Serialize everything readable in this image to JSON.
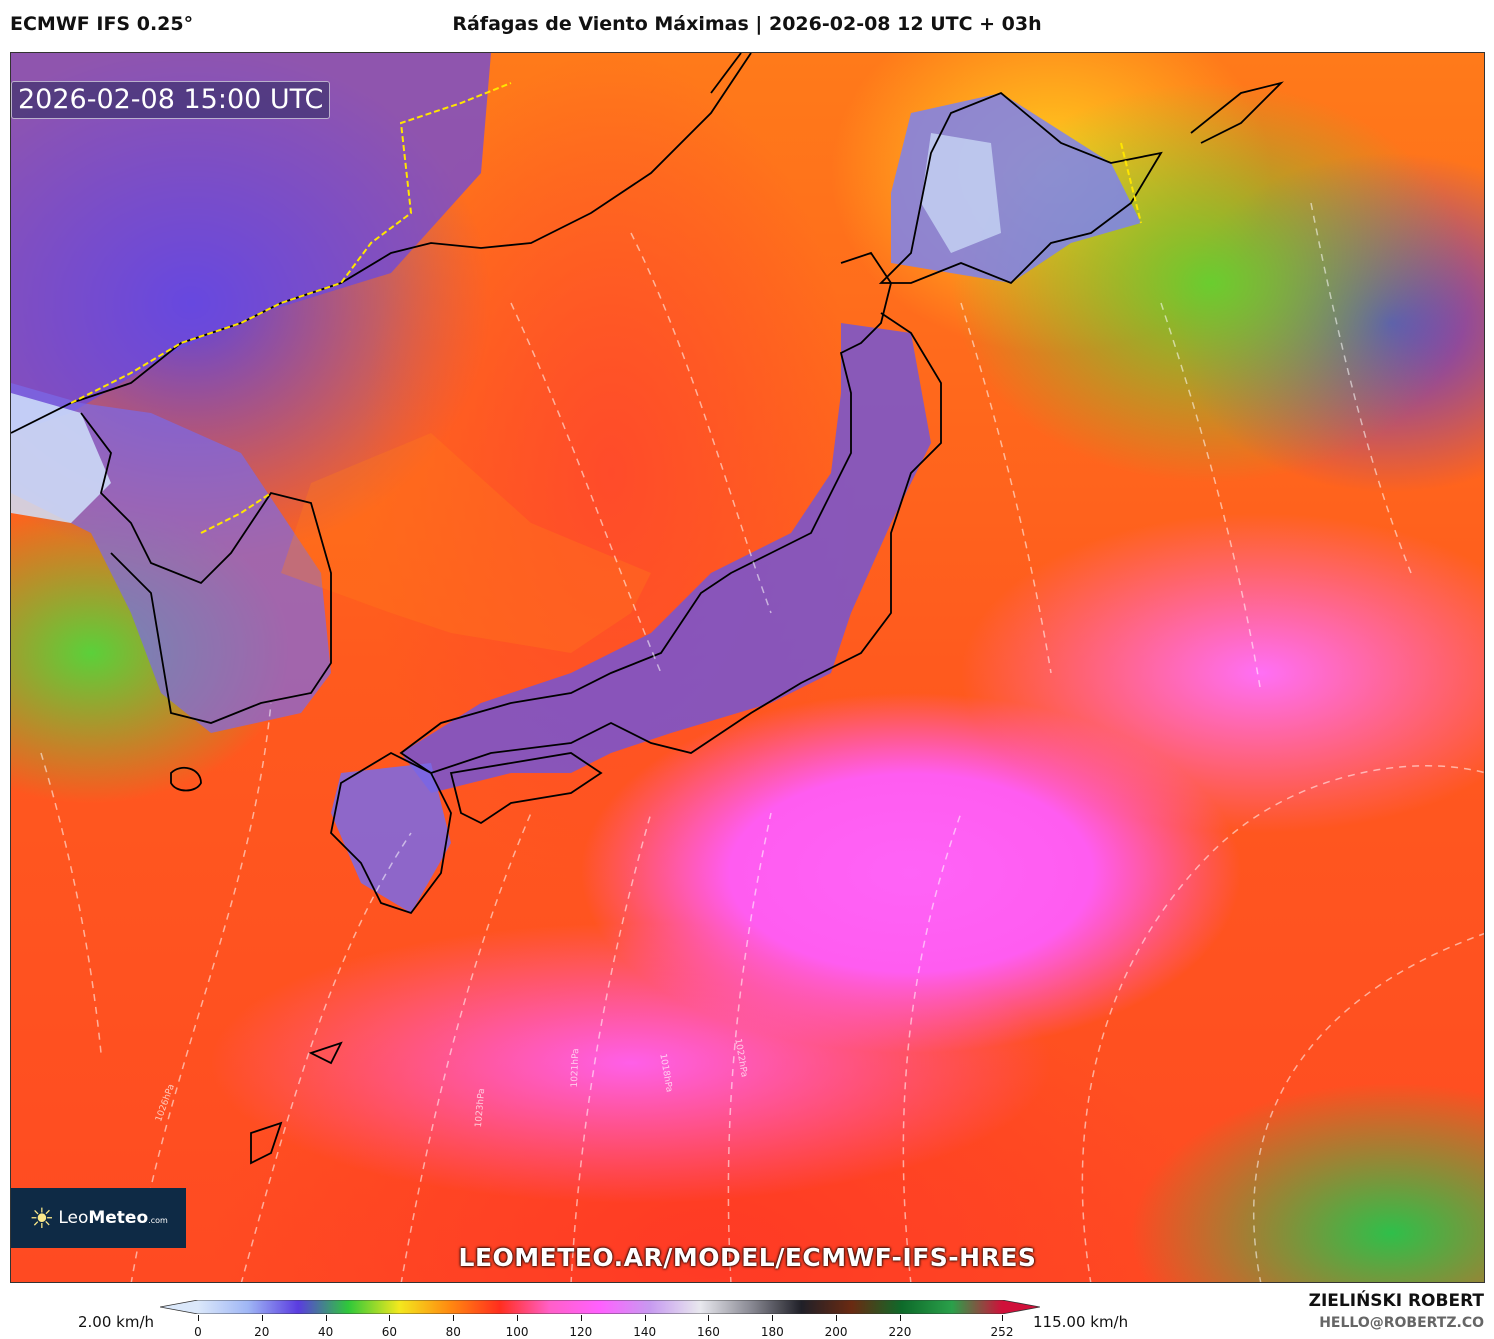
{
  "header": {
    "model": "ECMWF IFS 0.25°",
    "title": "Ráfagas de Viento Máximas | 2026-02-08 12 UTC + 03h"
  },
  "map": {
    "valid_time": "2026-02-08 15:00 UTC",
    "logo_text": "LeoMeteo.com",
    "url_watermark": "LEOMETEO.AR/MODEL/ECMWF-IFS-HRES",
    "isobar_labels": [
      "1026hPa",
      "1023hPa",
      "1021hPa",
      "1018hPa",
      "1022hPa"
    ]
  },
  "colorbar": {
    "min_label": "2.00 km/h",
    "max_label": "115.00 km/h",
    "ticks": [
      "0",
      "20",
      "40",
      "60",
      "80",
      "100",
      "120",
      "140",
      "160",
      "180",
      "200",
      "220",
      "252"
    ],
    "colors": [
      "#dbe8fa",
      "#9fb6f5",
      "#5a3ce0",
      "#2fc83a",
      "#f3e81e",
      "#ff8a10",
      "#ff2e1e",
      "#ff5fc8",
      "#ff60ff",
      "#c79af0",
      "#e8e8ee",
      "#8a8a94",
      "#202028",
      "#6a2a12",
      "#0e6a2a",
      "#2aa04a",
      "#d0103a"
    ]
  },
  "credits": {
    "author": "ZIELIŃSKI ROBERT",
    "email": "HELLO@ROBERTZ.CO"
  }
}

====================

Pictures are excluded; copy every other part of the records exactly.

Serialize everything readable in this image to JSON.
{
  "header": {
    "model": "ECMWF IFS 0.25°",
    "title": "Ráfagas de Viento Máximas | 2026-02-08 12 UTC + 03h"
  },
  "map": {
    "valid_time": "2026-02-08 15:00 UTC",
    "logo_text": "LeoMeteo.com",
    "url_watermark": "LEOMETEO.AR/MODEL/ECMWF-IFS-HRES",
    "isobar_labels": [
      "1026hPa",
      "1023hPa",
      "1021hPa",
      "1018hPa",
      "1022hPa"
    ]
  },
  "colorbar": {
    "min_label": "2.00 km/h",
    "max_label": "115.00 km/h",
    "ticks": [
      "0",
      "20",
      "40",
      "60",
      "80",
      "100",
      "120",
      "140",
      "160",
      "180",
      "200",
      "220",
      "252"
    ],
    "colors": [
      "#dbe8fa",
      "#9fb6f5",
      "#5a3ce0",
      "#2fc83a",
      "#f3e81e",
      "#ff8a10",
      "#ff2e1e",
      "#ff5fc8",
      "#ff60ff",
      "#c79af0",
      "#e8e8ee",
      "#8a8a94",
      "#202028",
      "#6a2a12",
      "#0e6a2a",
      "#2aa04a",
      "#d0103a"
    ]
  },
  "credits": {
    "author": "ZIELIŃSKI ROBERT",
    "email": "HELLO@ROBERTZ.CO"
  }
}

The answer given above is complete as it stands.